Written exercise: In the first listing, rewrite the stretch from the line containing "Itemize the components" through the line containing "dialog-header: Views queue" as a JSON list of strings, one string per line, leaving out blank lines.

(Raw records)
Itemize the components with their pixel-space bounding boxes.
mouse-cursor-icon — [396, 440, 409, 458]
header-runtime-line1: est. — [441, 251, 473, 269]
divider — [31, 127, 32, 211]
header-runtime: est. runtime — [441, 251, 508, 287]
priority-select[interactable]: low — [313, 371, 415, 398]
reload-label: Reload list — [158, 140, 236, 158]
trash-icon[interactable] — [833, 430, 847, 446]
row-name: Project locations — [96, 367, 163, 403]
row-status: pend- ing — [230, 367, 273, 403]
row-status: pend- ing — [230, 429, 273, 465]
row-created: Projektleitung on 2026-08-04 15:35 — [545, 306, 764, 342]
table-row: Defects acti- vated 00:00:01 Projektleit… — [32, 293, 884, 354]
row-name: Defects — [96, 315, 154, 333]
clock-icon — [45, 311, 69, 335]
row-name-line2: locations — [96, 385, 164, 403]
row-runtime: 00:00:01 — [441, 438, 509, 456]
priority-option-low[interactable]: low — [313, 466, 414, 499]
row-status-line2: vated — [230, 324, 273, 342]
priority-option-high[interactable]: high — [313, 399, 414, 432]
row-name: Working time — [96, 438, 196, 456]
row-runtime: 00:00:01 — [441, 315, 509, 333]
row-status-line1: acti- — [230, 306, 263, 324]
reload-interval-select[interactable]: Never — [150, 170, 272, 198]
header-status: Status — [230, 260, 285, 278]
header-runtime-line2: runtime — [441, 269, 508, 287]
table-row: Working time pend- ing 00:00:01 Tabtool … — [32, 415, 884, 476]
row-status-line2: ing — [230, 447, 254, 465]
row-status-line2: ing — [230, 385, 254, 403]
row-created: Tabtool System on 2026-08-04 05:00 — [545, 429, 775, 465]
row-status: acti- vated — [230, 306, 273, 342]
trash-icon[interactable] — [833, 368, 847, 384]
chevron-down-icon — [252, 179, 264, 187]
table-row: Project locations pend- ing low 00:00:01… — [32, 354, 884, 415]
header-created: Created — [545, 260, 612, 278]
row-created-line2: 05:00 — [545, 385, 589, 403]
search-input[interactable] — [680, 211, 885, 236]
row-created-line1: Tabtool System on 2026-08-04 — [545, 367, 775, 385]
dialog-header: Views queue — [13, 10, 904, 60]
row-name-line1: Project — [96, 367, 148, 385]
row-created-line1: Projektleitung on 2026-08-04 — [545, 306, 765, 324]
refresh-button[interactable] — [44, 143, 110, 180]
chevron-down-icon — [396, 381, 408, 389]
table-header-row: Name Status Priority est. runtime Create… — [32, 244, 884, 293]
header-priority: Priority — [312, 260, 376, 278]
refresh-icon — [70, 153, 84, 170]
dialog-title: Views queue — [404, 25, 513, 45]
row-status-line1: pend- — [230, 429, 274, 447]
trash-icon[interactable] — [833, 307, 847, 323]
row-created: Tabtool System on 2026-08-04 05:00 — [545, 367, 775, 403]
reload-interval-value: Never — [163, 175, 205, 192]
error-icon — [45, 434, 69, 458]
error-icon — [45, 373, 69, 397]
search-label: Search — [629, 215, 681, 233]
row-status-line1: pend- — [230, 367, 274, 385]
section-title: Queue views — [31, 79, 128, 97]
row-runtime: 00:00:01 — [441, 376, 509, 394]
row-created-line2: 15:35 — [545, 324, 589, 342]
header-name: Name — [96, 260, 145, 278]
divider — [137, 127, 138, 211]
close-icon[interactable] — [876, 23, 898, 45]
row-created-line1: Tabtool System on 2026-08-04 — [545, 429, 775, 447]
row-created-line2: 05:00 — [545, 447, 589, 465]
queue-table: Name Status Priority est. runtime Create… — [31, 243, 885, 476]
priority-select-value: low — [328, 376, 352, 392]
--
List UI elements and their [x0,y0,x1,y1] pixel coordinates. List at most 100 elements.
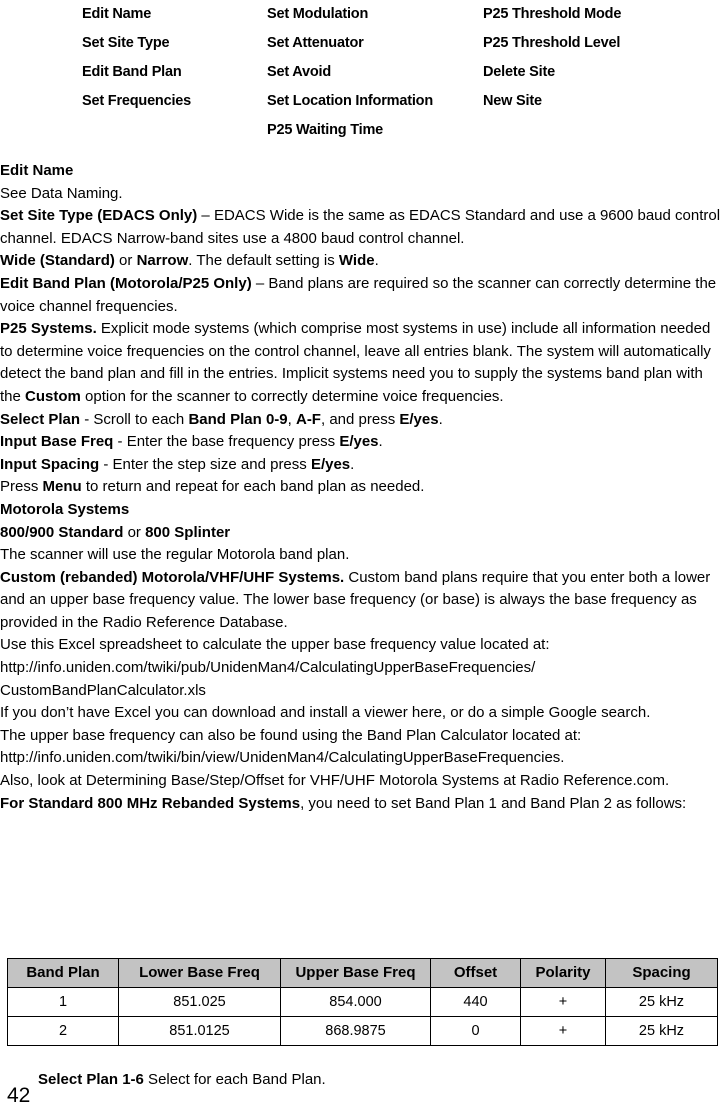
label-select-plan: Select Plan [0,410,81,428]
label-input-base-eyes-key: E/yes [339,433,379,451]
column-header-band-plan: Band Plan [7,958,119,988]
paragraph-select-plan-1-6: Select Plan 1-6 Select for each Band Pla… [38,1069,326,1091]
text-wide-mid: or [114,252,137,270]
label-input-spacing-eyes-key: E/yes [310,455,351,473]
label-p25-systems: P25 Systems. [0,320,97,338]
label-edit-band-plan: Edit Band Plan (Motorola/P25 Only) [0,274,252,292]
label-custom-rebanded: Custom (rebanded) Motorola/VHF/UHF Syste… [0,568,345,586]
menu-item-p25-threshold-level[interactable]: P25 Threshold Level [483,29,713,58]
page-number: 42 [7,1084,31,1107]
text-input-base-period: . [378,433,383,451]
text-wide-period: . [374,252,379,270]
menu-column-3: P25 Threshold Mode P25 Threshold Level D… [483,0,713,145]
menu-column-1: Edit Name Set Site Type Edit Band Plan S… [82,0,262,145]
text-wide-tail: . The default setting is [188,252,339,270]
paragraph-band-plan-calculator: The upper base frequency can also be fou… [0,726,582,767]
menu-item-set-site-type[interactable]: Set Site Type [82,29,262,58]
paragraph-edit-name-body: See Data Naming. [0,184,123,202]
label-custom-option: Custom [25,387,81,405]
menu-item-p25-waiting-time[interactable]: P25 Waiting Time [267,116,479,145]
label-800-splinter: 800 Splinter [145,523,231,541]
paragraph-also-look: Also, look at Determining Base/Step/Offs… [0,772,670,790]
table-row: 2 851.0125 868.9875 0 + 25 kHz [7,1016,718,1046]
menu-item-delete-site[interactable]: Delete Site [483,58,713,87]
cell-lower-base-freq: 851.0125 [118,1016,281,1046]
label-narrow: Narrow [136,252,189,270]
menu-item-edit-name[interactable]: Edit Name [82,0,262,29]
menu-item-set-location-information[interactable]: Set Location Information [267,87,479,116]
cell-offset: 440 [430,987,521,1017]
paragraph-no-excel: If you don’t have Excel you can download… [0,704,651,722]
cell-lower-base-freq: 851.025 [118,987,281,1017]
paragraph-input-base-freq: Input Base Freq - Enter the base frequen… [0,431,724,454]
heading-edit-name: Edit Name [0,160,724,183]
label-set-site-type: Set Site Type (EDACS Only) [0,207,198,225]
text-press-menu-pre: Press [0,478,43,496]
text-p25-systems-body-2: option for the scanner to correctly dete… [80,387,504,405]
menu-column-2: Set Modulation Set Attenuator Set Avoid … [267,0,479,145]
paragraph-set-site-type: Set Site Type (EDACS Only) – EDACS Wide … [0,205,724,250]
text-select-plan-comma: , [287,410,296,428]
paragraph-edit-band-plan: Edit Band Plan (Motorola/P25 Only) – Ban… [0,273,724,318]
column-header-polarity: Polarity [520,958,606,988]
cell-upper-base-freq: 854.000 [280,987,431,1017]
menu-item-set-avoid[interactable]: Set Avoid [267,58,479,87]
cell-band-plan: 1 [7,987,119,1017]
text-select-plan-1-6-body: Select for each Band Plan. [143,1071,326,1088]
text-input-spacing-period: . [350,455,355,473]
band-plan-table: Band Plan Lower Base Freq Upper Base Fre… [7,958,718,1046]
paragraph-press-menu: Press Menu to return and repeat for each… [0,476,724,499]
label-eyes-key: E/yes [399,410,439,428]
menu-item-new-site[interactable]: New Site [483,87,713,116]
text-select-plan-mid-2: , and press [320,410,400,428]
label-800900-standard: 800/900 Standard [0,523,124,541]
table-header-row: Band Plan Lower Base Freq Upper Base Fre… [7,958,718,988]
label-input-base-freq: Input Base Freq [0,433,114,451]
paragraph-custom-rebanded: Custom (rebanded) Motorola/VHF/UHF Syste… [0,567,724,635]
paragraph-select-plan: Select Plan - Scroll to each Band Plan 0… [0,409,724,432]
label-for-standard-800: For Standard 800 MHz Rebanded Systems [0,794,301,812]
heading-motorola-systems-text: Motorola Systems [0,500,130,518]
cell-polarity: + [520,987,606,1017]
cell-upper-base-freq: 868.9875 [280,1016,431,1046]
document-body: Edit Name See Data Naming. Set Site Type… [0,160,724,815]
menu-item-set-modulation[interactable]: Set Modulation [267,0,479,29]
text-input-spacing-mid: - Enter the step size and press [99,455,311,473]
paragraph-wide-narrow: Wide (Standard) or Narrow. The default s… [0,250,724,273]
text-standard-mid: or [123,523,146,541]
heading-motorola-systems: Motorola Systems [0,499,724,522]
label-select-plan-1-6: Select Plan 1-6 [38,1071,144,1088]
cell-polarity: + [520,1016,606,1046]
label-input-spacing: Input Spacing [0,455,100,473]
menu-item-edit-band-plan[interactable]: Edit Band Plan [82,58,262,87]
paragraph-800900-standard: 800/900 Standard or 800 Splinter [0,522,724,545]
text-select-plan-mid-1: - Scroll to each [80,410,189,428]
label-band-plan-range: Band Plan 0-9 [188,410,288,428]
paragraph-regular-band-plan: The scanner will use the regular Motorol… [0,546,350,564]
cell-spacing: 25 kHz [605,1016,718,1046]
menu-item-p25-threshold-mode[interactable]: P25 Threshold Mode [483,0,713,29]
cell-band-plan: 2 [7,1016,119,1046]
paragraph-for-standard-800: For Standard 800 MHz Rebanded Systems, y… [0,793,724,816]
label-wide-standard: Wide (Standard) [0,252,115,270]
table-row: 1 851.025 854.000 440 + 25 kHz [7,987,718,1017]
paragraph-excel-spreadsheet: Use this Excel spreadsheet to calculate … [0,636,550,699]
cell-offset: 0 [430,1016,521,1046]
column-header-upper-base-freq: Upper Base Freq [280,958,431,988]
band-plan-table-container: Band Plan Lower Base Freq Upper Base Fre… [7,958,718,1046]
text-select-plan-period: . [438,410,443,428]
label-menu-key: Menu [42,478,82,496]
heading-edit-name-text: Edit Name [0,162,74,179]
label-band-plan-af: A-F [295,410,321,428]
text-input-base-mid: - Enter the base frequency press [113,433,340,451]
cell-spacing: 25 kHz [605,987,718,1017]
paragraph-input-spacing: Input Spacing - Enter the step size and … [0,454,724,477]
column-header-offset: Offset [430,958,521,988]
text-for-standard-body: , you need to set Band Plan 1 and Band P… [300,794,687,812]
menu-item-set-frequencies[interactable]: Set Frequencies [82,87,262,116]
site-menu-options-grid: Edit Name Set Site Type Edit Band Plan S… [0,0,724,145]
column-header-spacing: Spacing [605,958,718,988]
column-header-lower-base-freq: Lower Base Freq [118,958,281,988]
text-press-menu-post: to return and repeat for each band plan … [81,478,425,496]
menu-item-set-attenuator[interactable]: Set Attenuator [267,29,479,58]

Answer:
[
  "Itemize the components with their pixel-space bounding boxes.",
  "mouse-cursor-icon — [396, 440, 409, 458]",
  "header-runtime-line1: est. — [441, 251, 473, 269]",
  "divider — [31, 127, 32, 211]",
  "header-runtime: est. runtime — [441, 251, 508, 287]",
  "priority-select[interactable]: low — [313, 371, 415, 398]",
  "reload-label: Reload list — [158, 140, 236, 158]",
  "trash-icon[interactable] — [833, 430, 847, 446]",
  "row-name: Project locations — [96, 367, 163, 403]",
  "row-status: pend- ing — [230, 367, 273, 403]",
  "row-status: pend- ing — [230, 429, 273, 465]",
  "row-created: Projektleitung on 2026-08-04 15:35 — [545, 306, 764, 342]",
  "table-row: Defects acti- vated 00:00:01 Projektleit… — [32, 293, 884, 354]",
  "row-name: Defects — [96, 315, 154, 333]",
  "clock-icon — [45, 311, 69, 335]",
  "row-name-line2: locations — [96, 385, 164, 403]",
  "row-runtime: 00:00:01 — [441, 438, 509, 456]",
  "priority-option-low[interactable]: low — [313, 466, 414, 499]",
  "row-status-line2: vated — [230, 324, 273, 342]",
  "priority-option-high[interactable]: high — [313, 399, 414, 432]",
  "row-name: Working time — [96, 438, 196, 456]",
  "row-runtime: 00:00:01 — [441, 315, 509, 333]",
  "row-status-line1: acti- — [230, 306, 263, 324]",
  "reload-interval-select[interactable]: Never — [150, 170, 272, 198]",
  "header-status: Status — [230, 260, 285, 278]",
  "header-runtime-line2: runtime — [441, 269, 508, 287]",
  "table-row: Working time pend- ing 00:00:01 Tabtool … — [32, 415, 884, 476]",
  "row-status-line2: ing — [230, 447, 254, 465]",
  "row-status-line2: ing — [230, 385, 254, 403]",
  "row-created: Tabtool System on 2026-08-04 05:00 — [545, 429, 775, 465]",
  "row-status: acti- vated — [230, 306, 273, 342]",
  "trash-icon[interactable] — [833, 368, 847, 384]",
  "chevron-down-icon — [252, 179, 264, 187]",
  "table-row: Project locations pend- ing low 00:00:01… — [32, 354, 884, 415]",
  "header-created: Created — [545, 260, 612, 278]",
  "row-created-line2: 05:00 — [545, 385, 589, 403]",
  "search-input[interactable] — [680, 211, 885, 236]",
  "row-created-line1: Tabtool System on 2026-08-04 — [545, 367, 775, 385]",
  "dialog-header: Views queue — [13, 10, 904, 60]"
]